=== STORED DATA ===

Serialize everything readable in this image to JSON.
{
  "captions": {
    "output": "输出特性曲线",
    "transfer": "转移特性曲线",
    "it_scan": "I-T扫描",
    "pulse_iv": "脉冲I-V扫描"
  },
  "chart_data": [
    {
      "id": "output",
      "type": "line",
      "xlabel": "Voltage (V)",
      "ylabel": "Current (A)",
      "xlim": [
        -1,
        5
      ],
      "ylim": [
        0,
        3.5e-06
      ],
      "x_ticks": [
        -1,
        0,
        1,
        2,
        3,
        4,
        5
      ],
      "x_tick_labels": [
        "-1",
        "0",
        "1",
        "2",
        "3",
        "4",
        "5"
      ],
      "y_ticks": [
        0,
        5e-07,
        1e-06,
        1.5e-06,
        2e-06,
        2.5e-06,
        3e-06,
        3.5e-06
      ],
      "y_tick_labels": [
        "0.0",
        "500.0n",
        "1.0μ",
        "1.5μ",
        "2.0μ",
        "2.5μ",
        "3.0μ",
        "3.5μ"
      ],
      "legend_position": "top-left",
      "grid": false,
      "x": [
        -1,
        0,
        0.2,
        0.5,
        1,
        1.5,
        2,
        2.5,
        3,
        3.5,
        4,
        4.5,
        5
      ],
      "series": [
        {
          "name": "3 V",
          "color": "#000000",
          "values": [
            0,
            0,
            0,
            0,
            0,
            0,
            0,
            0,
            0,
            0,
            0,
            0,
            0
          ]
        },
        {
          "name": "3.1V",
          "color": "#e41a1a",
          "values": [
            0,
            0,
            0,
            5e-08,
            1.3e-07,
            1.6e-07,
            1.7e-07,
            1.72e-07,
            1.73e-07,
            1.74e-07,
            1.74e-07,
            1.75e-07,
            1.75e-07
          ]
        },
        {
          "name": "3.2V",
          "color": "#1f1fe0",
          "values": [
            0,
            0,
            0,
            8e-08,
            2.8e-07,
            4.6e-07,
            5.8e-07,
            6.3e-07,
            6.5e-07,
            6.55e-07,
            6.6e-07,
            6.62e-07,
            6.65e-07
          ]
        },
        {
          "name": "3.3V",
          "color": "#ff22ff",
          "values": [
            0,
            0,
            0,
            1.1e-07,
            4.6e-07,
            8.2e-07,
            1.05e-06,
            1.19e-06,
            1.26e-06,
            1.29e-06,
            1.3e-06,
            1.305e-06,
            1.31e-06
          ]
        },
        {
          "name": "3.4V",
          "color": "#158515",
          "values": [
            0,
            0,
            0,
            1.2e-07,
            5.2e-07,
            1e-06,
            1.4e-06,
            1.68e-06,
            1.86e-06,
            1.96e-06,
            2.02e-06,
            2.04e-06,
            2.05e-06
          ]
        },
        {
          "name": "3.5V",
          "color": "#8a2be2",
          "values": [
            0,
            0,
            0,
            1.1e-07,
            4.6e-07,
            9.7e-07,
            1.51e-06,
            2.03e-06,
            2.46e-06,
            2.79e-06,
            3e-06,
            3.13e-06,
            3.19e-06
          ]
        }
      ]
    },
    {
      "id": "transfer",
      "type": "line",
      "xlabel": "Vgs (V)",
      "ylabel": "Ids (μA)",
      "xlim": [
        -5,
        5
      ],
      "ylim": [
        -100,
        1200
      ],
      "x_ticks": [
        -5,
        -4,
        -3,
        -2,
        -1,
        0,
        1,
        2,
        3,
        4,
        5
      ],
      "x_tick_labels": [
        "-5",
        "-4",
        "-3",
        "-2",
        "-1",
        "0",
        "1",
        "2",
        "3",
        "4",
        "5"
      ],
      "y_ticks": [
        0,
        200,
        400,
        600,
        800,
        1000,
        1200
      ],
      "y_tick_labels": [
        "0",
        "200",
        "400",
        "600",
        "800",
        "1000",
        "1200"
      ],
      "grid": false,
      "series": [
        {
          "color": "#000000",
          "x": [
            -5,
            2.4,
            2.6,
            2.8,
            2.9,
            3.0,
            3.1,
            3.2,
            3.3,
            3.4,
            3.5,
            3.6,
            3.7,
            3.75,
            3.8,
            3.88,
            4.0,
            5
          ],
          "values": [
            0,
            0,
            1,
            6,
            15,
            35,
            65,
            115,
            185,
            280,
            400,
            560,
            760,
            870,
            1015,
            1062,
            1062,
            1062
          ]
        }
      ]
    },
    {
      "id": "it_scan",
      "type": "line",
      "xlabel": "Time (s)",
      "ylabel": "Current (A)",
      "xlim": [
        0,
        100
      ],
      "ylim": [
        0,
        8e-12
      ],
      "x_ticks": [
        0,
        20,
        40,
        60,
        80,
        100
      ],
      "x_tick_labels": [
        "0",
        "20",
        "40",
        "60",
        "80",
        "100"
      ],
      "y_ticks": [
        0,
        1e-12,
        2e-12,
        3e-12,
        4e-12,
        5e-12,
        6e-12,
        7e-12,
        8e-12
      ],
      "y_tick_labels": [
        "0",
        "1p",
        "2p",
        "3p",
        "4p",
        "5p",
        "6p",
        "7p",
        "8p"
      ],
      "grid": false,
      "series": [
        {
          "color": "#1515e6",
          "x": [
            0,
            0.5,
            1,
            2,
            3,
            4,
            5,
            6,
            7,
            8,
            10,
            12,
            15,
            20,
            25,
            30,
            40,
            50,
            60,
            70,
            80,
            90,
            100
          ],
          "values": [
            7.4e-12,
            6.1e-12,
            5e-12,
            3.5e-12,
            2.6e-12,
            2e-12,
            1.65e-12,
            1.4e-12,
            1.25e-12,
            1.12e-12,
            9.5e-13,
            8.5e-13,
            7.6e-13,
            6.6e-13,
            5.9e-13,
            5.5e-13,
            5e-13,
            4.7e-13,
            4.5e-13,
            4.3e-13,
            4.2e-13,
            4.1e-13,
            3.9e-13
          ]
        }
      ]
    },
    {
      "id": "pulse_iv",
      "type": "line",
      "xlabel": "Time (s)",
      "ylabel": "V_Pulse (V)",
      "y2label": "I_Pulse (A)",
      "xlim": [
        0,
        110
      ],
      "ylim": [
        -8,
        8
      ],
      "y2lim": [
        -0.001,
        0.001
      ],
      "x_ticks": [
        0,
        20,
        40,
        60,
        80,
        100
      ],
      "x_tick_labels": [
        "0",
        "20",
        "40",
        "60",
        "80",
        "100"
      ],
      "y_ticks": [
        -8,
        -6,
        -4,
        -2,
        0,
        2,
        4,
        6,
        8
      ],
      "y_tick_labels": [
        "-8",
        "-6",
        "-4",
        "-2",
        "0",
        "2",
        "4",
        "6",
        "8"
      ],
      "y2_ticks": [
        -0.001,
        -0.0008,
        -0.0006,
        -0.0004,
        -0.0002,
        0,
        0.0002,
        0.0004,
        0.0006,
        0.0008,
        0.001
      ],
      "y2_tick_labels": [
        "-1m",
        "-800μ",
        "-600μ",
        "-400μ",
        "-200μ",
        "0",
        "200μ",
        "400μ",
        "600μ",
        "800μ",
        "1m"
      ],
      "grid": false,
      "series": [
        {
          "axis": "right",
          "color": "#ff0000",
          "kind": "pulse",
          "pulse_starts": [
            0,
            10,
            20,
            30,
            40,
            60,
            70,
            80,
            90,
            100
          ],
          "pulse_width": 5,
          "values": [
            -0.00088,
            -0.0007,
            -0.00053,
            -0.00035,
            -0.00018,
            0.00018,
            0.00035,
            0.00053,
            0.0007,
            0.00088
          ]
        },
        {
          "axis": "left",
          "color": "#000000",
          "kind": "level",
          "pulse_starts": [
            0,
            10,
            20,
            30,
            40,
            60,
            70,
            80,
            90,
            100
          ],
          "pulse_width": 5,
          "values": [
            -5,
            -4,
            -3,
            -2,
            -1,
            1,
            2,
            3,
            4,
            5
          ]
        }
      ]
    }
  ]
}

===

- [EXERCISE DETAILS]
Copy out every line holding the string "color".

- [EXERCISE ANSWER]
          "color": "#000000",
          "color": "#e41a1a",
          "color": "#1f1fe0",
          "color": "#ff22ff",
          "color": "#158515",
          "color": "#8a2be2",
          "color": "#000000",
          "color": "#1515e6",
          "color": "#ff0000",
          "color": "#000000",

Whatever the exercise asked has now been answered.